<<<<

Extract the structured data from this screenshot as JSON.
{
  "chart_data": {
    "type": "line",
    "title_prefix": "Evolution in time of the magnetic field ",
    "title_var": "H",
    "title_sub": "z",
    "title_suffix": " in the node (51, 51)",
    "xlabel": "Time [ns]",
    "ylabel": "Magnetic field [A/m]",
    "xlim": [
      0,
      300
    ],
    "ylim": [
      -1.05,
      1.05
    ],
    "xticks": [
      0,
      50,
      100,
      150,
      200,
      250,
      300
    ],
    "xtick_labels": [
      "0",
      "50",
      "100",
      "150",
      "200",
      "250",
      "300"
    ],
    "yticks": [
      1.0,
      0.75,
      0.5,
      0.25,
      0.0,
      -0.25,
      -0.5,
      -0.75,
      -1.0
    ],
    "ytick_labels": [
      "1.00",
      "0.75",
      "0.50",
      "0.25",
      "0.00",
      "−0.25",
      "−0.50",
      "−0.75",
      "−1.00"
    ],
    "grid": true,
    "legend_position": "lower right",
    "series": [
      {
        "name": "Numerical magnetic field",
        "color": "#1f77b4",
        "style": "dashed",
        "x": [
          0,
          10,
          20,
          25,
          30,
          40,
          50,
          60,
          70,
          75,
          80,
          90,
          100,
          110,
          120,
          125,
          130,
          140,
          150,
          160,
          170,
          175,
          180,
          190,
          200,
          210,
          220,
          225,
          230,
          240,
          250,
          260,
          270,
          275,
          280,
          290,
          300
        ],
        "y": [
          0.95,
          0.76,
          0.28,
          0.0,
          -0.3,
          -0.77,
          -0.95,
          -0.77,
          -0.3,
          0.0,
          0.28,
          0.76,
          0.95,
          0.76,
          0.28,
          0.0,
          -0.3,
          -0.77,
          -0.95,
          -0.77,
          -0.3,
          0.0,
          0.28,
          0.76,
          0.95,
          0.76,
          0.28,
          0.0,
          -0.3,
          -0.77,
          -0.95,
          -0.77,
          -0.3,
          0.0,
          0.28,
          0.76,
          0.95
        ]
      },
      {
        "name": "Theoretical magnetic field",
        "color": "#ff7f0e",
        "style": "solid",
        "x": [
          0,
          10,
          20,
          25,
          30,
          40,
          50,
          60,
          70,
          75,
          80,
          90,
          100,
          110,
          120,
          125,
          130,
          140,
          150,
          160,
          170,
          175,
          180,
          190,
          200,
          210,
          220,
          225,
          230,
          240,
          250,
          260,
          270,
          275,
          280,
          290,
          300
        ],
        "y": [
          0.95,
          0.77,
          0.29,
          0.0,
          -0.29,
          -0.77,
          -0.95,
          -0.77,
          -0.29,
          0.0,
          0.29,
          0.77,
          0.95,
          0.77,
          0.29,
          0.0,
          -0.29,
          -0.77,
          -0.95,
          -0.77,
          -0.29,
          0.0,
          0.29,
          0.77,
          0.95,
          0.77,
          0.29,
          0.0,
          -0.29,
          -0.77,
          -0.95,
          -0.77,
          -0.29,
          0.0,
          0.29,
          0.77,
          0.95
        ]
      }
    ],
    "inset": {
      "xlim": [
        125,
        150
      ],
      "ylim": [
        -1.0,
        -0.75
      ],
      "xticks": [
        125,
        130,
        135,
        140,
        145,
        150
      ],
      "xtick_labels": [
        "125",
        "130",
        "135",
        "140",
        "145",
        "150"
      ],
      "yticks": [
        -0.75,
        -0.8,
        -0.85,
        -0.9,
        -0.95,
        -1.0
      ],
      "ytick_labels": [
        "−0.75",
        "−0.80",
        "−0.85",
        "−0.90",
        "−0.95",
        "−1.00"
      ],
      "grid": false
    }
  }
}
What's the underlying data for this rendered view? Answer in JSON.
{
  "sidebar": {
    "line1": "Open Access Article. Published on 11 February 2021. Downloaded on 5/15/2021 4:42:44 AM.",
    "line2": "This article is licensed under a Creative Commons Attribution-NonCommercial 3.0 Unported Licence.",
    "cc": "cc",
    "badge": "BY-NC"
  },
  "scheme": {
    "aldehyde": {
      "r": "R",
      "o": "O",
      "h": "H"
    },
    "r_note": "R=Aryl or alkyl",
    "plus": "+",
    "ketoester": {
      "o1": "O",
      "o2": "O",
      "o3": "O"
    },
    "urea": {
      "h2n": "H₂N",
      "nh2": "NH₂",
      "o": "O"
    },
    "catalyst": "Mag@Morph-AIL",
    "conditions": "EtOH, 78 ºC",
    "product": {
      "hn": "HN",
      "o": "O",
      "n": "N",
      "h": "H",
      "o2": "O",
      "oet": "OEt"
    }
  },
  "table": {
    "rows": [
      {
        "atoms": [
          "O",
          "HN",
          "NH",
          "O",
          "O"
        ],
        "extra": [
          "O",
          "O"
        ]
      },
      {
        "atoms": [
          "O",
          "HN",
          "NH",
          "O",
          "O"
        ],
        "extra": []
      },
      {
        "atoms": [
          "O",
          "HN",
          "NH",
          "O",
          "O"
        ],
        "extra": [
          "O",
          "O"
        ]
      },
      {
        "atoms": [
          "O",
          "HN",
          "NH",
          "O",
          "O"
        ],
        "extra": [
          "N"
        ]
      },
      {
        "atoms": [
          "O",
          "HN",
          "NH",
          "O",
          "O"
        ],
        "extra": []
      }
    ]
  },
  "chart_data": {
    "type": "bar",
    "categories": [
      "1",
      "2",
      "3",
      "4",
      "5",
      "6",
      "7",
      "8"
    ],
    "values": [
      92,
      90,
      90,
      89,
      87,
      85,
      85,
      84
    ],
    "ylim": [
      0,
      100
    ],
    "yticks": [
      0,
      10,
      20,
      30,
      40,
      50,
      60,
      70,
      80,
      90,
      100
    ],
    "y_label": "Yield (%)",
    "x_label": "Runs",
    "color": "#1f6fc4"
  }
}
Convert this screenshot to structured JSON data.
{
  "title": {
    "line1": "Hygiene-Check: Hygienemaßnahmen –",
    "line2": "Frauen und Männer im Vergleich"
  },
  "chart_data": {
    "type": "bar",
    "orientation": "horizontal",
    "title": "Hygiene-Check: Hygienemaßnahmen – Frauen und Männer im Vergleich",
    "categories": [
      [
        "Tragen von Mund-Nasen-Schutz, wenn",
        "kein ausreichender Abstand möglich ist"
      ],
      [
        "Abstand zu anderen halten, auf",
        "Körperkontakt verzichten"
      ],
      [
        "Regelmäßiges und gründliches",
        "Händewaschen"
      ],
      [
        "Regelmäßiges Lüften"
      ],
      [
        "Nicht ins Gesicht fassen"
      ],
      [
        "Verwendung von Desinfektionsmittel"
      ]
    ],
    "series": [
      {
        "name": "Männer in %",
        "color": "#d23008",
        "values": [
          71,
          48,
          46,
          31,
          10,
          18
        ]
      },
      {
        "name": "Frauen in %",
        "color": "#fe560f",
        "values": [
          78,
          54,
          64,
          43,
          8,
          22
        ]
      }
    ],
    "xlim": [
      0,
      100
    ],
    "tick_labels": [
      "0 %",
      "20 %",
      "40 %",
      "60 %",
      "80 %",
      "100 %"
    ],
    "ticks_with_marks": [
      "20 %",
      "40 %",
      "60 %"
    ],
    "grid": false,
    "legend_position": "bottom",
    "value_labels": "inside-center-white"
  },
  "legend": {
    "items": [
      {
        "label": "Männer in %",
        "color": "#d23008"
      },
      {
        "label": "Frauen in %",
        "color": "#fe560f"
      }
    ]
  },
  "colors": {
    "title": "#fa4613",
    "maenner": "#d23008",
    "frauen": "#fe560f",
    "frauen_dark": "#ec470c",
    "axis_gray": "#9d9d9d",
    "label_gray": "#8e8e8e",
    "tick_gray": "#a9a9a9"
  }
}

>>>>

● Your task
Output all records verbatim.

● The answer
Extract the structured data from this screenshot as JSON.
{
  "chart_data": {
    "type": "line",
    "title_prefix": "Evolution in time of the magnetic field ",
    "title_var": "H",
    "title_sub": "z",
    "title_suffix": " in the node (51, 51)",
    "xlabel": "Time [ns]",
    "ylabel": "Magnetic field [A/m]",
    "xlim": [
      0,
      300
    ],
    "ylim": [
      -1.05,
      1.05
    ],
    "xticks": [
      0,
      50,
      100,
      150,
      200,
      250,
      300
    ],
    "xtick_labels": [
      "0",
      "50",
      "100",
      "150",
      "200",
      "250",
      "300"
    ],
    "yticks": [
      1.0,
      0.75,
      0.5,
      0.25,
      0.0,
      -0.25,
      -0.5,
      -0.75,
      -1.0
    ],
    "ytick_labels": [
      "1.00",
      "0.75",
      "0.50",
      "0.25",
      "0.00",
      "−0.25",
      "−0.50",
      "−0.75",
      "−1.00"
    ],
    "grid": true,
    "legend_position": "lower right",
    "series": [
      {
        "name": "Numerical magnetic field",
        "color": "#1f77b4",
        "style": "dashed",
        "x": [
          0,
          10,
          20,
          25,
          30,
          40,
          50,
          60,
          70,
          75,
          80,
          90,
          100,
          110,
          120,
          125,
          130,
          140,
          150,
          160,
          170,
          175,
          180,
          190,
          200,
          210,
          220,
          225,
          230,
          240,
          250,
          260,
          270,
          275,
          280,
          290,
          300
        ],
        "y": [
          0.95,
          0.76,
          0.28,
          0.0,
          -0.3,
          -0.77,
          -0.95,
          -0.77,
          -0.3,
          0.0,
          0.28,
          0.76,
          0.95,
          0.76,
          0.28,
          0.0,
          -0.3,
          -0.77,
          -0.95,
          -0.77,
          -0.3,
          0.0,
          0.28,
          0.76,
          0.95,
          0.76,
          0.28,
          0.0,
          -0.3,
          -0.77,
          -0.95,
          -0.77,
          -0.3,
          0.0,
          0.28,
          0.76,
          0.95
        ]
      },
      {
        "name": "Theoretical magnetic field",
        "color": "#ff7f0e",
        "style": "solid",
        "x": [
          0,
          10,
          20,
          25,
          30,
          40,
          50,
          60,
          70,
          75,
          80,
          90,
          100,
          110,
          120,
          125,
          130,
          140,
          150,
          160,
          170,
          175,
          180,
          190,
          200,
          210,
          220,
          225,
          230,
          240,
          250,
          260,
          270,
          275,
          280,
          290,
          300
        ],
        "y": [
          0.95,
          0.77,
          0.29,
          0.0,
          -0.29,
          -0.77,
          -0.95,
          -0.77,
          -0.29,
          0.0,
          0.29,
          0.77,
          0.95,
          0.77,
          0.29,
          0.0,
          -0.29,
          -0.77,
          -0.95,
          -0.77,
          -0.29,
          0.0,
          0.29,
          0.77,
          0.95,
          0.77,
          0.29,
          0.0,
          -0.29,
          -0.77,
          -0.95,
          -0.77,
          -0.29,
          0.0,
          0.29,
          0.77,
          0.95
        ]
      }
    ],
    "inset": {
      "xlim": [
        125,
        150
      ],
      "ylim": [
        -1.0,
        -0.75
      ],
      "xticks": [
        125,
        130,
        135,
        140,
        145,
        150
      ],
      "xtick_labels": [
        "125",
        "130",
        "135",
        "140",
        "145",
        "150"
      ],
      "yticks": [
        -0.75,
        -0.8,
        -0.85,
        -0.9,
        -0.95,
        -1.0
      ],
      "ytick_labels": [
        "−0.75",
        "−0.80",
        "−0.85",
        "−0.90",
        "−0.95",
        "−1.00"
      ],
      "grid": false
    }
  }
}
What's the underlying data for this rendered view? Answer in JSON.
{
  "sidebar": {
    "line1": "Open Access Article. Published on 11 February 2021. Downloaded on 5/15/2021 4:42:44 AM.",
    "line2": "This article is licensed under a Creative Commons Attribution-NonCommercial 3.0 Unported Licence.",
    "cc": "cc",
    "badge": "BY-NC"
  },
  "scheme": {
    "aldehyde": {
      "r": "R",
      "o": "O",
      "h": "H"
    },
    "r_note": "R=Aryl or alkyl",
    "plus": "+",
    "ketoester": {
      "o1": "O",
      "o2": "O",
      "o3": "O"
    },
    "urea": {
      "h2n": "H₂N",
      "nh2": "NH₂",
      "o": "O"
    },
    "catalyst": "Mag@Morph-AIL",
    "conditions": "EtOH, 78 ºC",
    "product": {
      "hn": "HN",
      "o": "O",
      "n": "N",
      "h": "H",
      "o2": "O",
      "oet": "OEt"
    }
  },
  "table": {
    "rows": [
      {
        "atoms": [
          "O",
          "HN",
          "NH",
          "O",
          "O"
        ],
        "extra": [
          "O",
          "O"
        ]
      },
      {
        "atoms": [
          "O",
          "HN",
          "NH",
          "O",
          "O"
        ],
        "extra": []
      },
      {
        "atoms": [
          "O",
          "HN",
          "NH",
          "O",
          "O"
        ],
        "extra": [
          "O",
          "O"
        ]
      },
      {
        "atoms": [
          "O",
          "HN",
          "NH",
          "O",
          "O"
        ],
        "extra": [
          "N"
        ]
      },
      {
        "atoms": [
          "O",
          "HN",
          "NH",
          "O",
          "O"
        ],
        "extra": []
      }
    ]
  },
  "chart_data": {
    "type": "bar",
    "categories": [
      "1",
      "2",
      "3",
      "4",
      "5",
      "6",
      "7",
      "8"
    ],
    "values": [
      92,
      90,
      90,
      89,
      87,
      85,
      85,
      84
    ],
    "ylim": [
      0,
      100
    ],
    "yticks": [
      0,
      10,
      20,
      30,
      40,
      50,
      60,
      70,
      80,
      90,
      100
    ],
    "y_label": "Yield (%)",
    "x_label": "Runs",
    "color": "#1f6fc4"
  }
}
Convert this screenshot to structured JSON data.
{
  "title": {
    "line1": "Hygiene-Check: Hygienemaßnahmen –",
    "line2": "Frauen und Männer im Vergleich"
  },
  "chart_data": {
    "type": "bar",
    "orientation": "horizontal",
    "title": "Hygiene-Check: Hygienemaßnahmen – Frauen und Männer im Vergleich",
    "categories": [
      [
        "Tragen von Mund-Nasen-Schutz, wenn",
        "kein ausreichender Abstand möglich ist"
      ],
      [
        "Abstand zu anderen halten, auf",
        "Körperkontakt verzichten"
      ],
      [
        "Regelmäßiges und gründliches",
        "Händewaschen"
      ],
      [
        "Regelmäßiges Lüften"
      ],
      [
        "Nicht ins Gesicht fassen"
      ],
      [
        "Verwendung von Desinfektionsmittel"
      ]
    ],
    "series": [
      {
        "name": "Männer in %",
        "color": "#d23008",
        "values": [
          71,
          48,
          46,
          31,
          10,
          18
        ]
      },
      {
        "name": "Frauen in %",
        "color": "#fe560f",
        "values": [
          78,
          54,
          64,
          43,
          8,
          22
        ]
      }
    ],
    "xlim": [
      0,
      100
    ],
    "tick_labels": [
      "0 %",
      "20 %",
      "40 %",
      "60 %",
      "80 %",
      "100 %"
    ],
    "ticks_with_marks": [
      "20 %",
      "40 %",
      "60 %"
    ],
    "grid": false,
    "legend_position": "bottom",
    "value_labels": "inside-center-white"
  },
  "legend": {
    "items": [
      {
        "label": "Männer in %",
        "color": "#d23008"
      },
      {
        "label": "Frauen in %",
        "color": "#fe560f"
      }
    ]
  },
  "colors": {
    "title": "#fa4613",
    "maenner": "#d23008",
    "frauen": "#fe560f",
    "frauen_dark": "#ec470c",
    "axis_gray": "#9d9d9d",
    "label_gray": "#8e8e8e",
    "tick_gray": "#a9a9a9"
  }
}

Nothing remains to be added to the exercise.